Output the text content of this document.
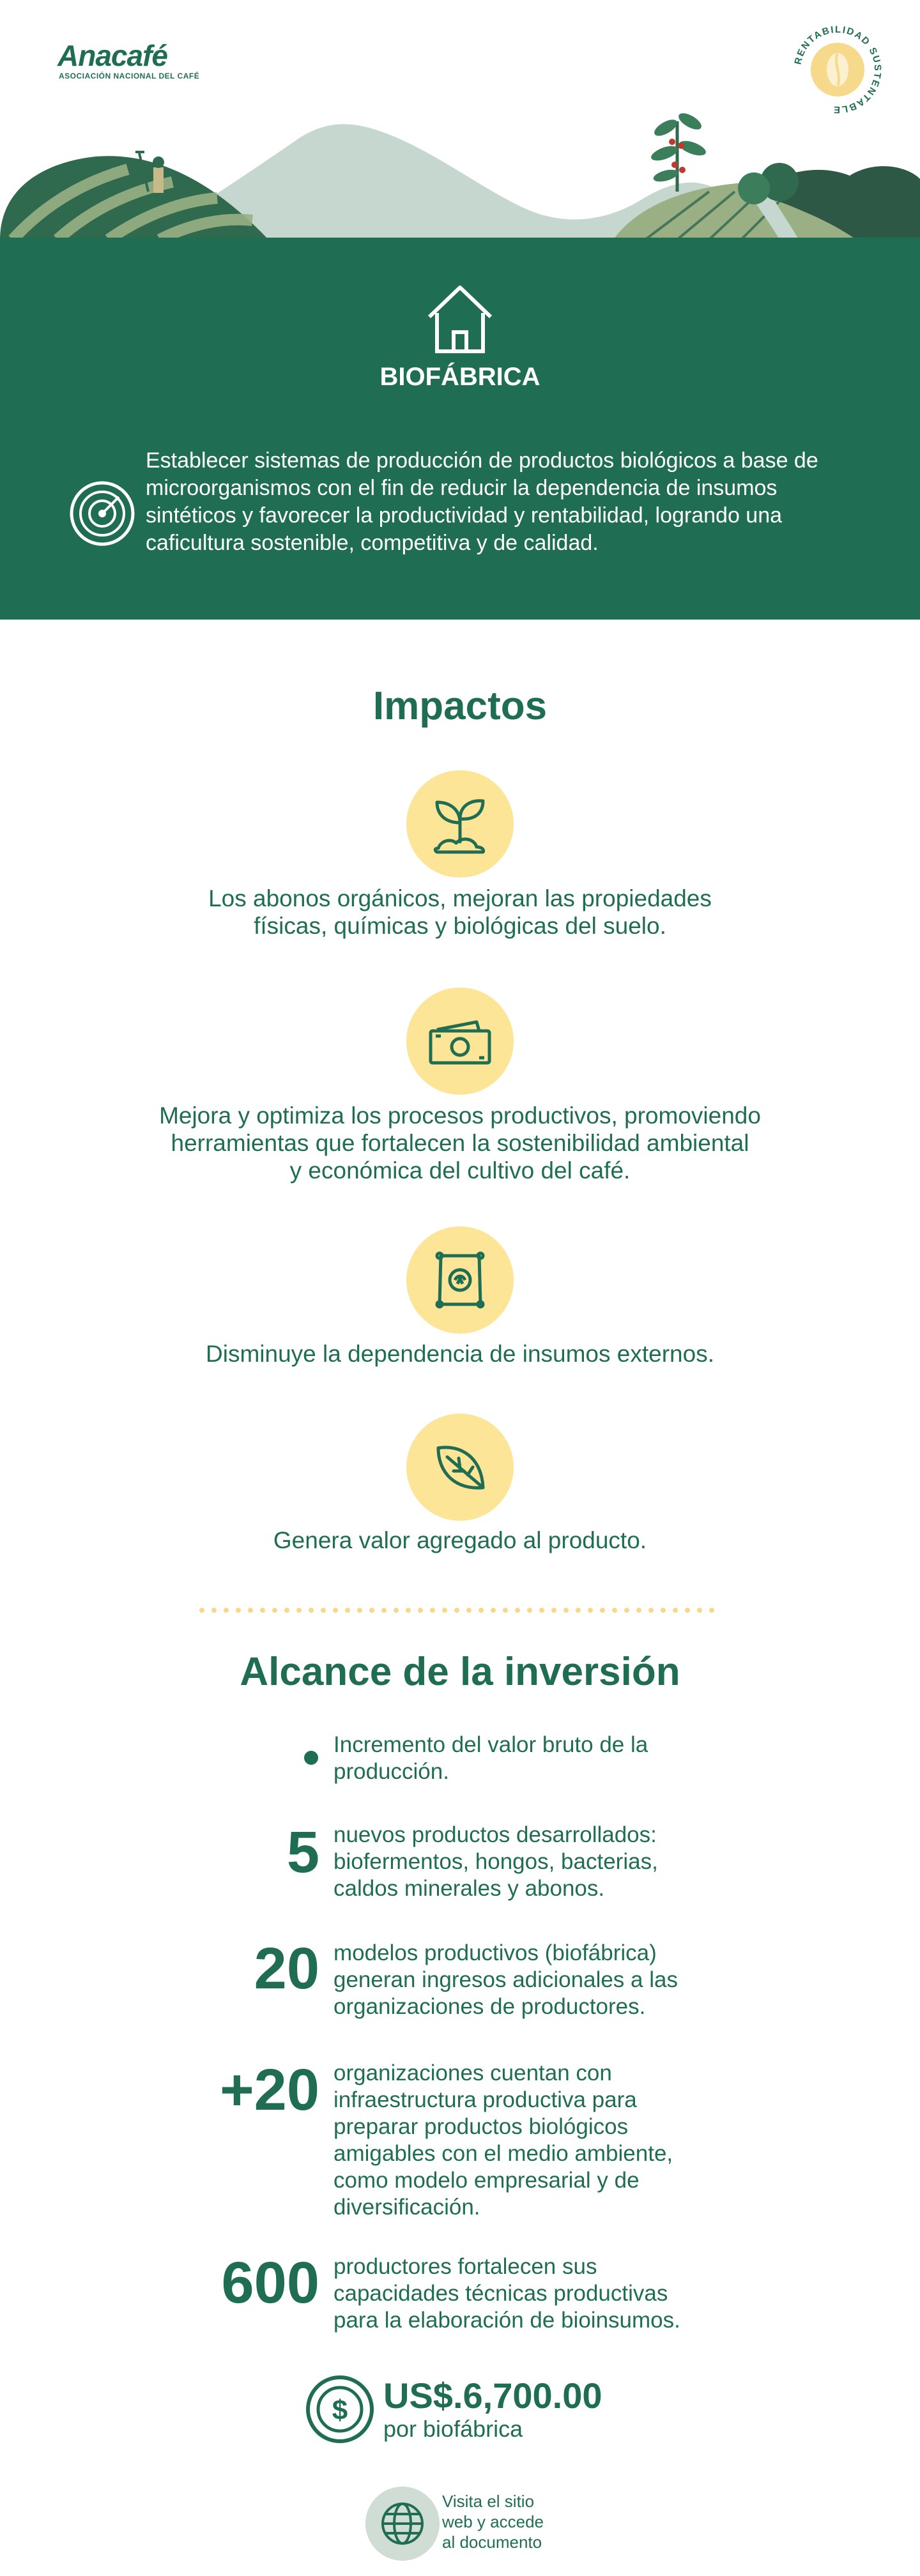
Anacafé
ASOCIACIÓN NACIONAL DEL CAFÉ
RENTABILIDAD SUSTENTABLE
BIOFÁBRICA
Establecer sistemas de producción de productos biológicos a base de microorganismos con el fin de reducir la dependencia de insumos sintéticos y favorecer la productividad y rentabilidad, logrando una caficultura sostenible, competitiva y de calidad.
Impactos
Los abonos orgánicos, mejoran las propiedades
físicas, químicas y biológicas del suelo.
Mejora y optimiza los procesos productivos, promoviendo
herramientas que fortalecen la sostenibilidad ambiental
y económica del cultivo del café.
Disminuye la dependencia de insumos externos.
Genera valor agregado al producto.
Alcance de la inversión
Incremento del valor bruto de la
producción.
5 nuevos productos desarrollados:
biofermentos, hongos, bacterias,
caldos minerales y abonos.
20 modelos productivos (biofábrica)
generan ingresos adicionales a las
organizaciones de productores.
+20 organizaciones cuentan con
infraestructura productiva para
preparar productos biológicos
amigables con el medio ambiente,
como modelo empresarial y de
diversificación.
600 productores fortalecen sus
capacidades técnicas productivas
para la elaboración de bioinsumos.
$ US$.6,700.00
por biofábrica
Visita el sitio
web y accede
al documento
-=-=-
**Work to be completed**
Would you output all of the entries above exactly, keeping the pictures out?

**Result of the exercise**
Output the text content of this document.
Anacafé
ASOCIACIÓN NACIONAL DEL CAFÉ
RENTABILIDAD SUSTENTABLE
BIOFÁBRICA
Establecer sistemas de producción de productos biológicos a base de microorganismos con el fin de reducir la dependencia de insumos sintéticos y favorecer la productividad y rentabilidad, logrando una caficultura sostenible, competitiva y de calidad.
Impactos
Los abonos orgánicos, mejoran las propiedades
físicas, químicas y biológicas del suelo.
Mejora y optimiza los procesos productivos, promoviendo
herramientas que fortalecen la sostenibilidad ambiental
y económica del cultivo del café.
Disminuye la dependencia de insumos externos.
Genera valor agregado al producto.
Alcance de la inversión
Incremento del valor bruto de la
producción.
5 nuevos productos desarrollados:
biofermentos, hongos, bacterias,
caldos minerales y abonos.
20 modelos productivos (biofábrica)
generan ingresos adicionales a las
organizaciones de productores.
+20 organizaciones cuentan con
infraestructura productiva para
preparar productos biológicos
amigables con el medio ambiente,
como modelo empresarial y de
diversificación.
600 productores fortalecen sus
capacidades técnicas productivas
para la elaboración de bioinsumos.
$ US$.6,700.00
por biofábrica
Visita el sitio
web y accede
al documento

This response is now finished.